* [EXERCISE OBJECTIVE]
Identify the lines that contain the word "Dharma" and copy each one.

* [DATA PROVIDED]
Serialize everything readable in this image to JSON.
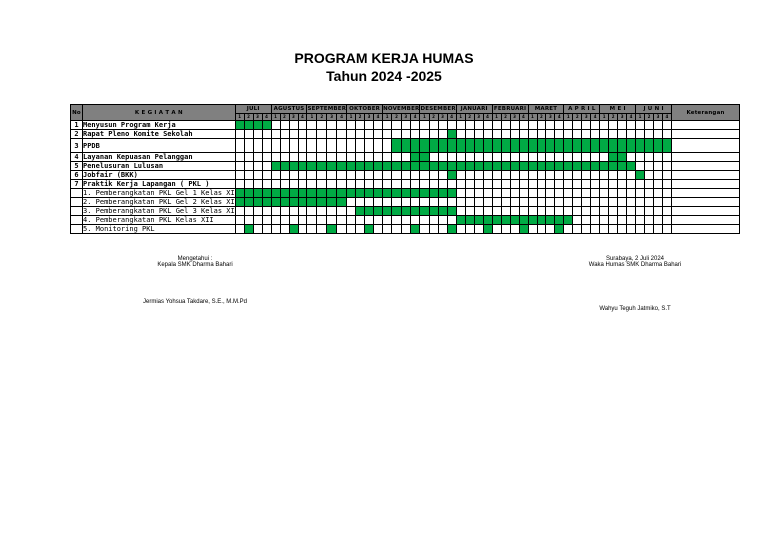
{
  "header": {
    "title": "PROGRAM KERJA HUMAS",
    "subtitle": "Tahun 2024 -2025"
  },
  "table": {
    "col_no": "No",
    "col_activity": "K E G I A T A N",
    "col_note": "Keterangan",
    "months": [
      "JULI",
      "AGUSTUS",
      "SEPTEMBER",
      "OKTOBER",
      "NOVEMBER",
      "DESEMBER",
      "JANUARI",
      "FEBRUARI",
      "MARET",
      "A P R I L",
      "M E I",
      "J U N I"
    ],
    "weeks": [
      "1",
      "2",
      "3",
      "4"
    ],
    "bar_color": "#00aa44",
    "rows": [
      {
        "no": "1",
        "activity": "Menyusun Program Kerja",
        "sub": false,
        "weeks": [
          1,
          2,
          3,
          4
        ]
      },
      {
        "no": "2",
        "activity": "Rapat Pleno Komite Sekolah",
        "sub": false,
        "weeks": [
          24
        ]
      },
      {
        "no": "3",
        "activity": "PPDB",
        "sub": false,
        "weeks": [
          18,
          19,
          20,
          21,
          22,
          23,
          24,
          25,
          26,
          27,
          28,
          29,
          30,
          31,
          32,
          33,
          34,
          35,
          36,
          37,
          38,
          39,
          40,
          41,
          42,
          43,
          44,
          45,
          46,
          47,
          48
        ],
        "tall": true
      },
      {
        "no": "4",
        "activity": "Layanan Kepuasan Pelanggan",
        "sub": false,
        "weeks": [
          20,
          21,
          42,
          43
        ]
      },
      {
        "no": "5",
        "activity": "Penelusuran Lulusan",
        "sub": false,
        "weeks": [
          5,
          6,
          7,
          8,
          9,
          10,
          11,
          12,
          13,
          14,
          15,
          16,
          17,
          18,
          19,
          20,
          21,
          22,
          23,
          24,
          25,
          26,
          27,
          28,
          29,
          30,
          31,
          32,
          33,
          34,
          35,
          36,
          37,
          38,
          39,
          40,
          41,
          42,
          43,
          44
        ]
      },
      {
        "no": "6",
        "activity": "Jobfair (BKK)",
        "sub": false,
        "weeks": [
          24,
          45
        ]
      },
      {
        "no": "7",
        "activity": "Praktik Kerja Lapangan ( PKL )",
        "sub": false,
        "weeks": []
      },
      {
        "no": "",
        "activity": "1. Pemberangkatan PKL Gel 1 Kelas XI",
        "sub": true,
        "weeks": [
          1,
          2,
          3,
          4,
          5,
          6,
          7,
          8,
          9,
          10,
          11,
          12,
          13,
          14,
          15,
          16,
          17,
          18,
          19,
          20,
          21,
          22,
          23,
          24
        ]
      },
      {
        "no": "",
        "activity": "2. Pemberangkatan PKL Gel 2 Kelas XI",
        "sub": true,
        "weeks": [
          1,
          2,
          3,
          4,
          5,
          6,
          7,
          8,
          9,
          10,
          11,
          12
        ]
      },
      {
        "no": "",
        "activity": "3. Pemberangkatan PKL Gel 3 Kelas XI",
        "sub": true,
        "weeks": [
          14,
          15,
          16,
          17,
          18,
          19,
          20,
          21,
          22,
          23,
          24
        ]
      },
      {
        "no": "",
        "activity": "4. Pemberangkatan PKL Kelas XII",
        "sub": true,
        "weeks": [
          25,
          26,
          27,
          28,
          29,
          30,
          31,
          32,
          33,
          34,
          35,
          36,
          37
        ]
      },
      {
        "no": "",
        "activity": "5. Monitoring PKL",
        "sub": true,
        "weeks": [
          2,
          7,
          11,
          15,
          20,
          24,
          28,
          32,
          36
        ]
      }
    ]
  },
  "signatures": {
    "left_line1": "Mengetahui :",
    "left_line2": "Kepala SMK Dharma Bahari",
    "left_name": "Jermias Yohsua Takdare, S.E., M.M.Pd",
    "right_line1": "Surabaya, 2 Juli 2024",
    "right_line2": "Waka Humas SMK Dharma Bahari",
    "right_name": "Wahyu Teguh Jatmiko, S.T"
  }
}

* [COMPLETE RESPONSE]
    "left_line2": "Kepala SMK Dharma Bahari",
    "right_line2": "Waka Humas SMK Dharma Bahari",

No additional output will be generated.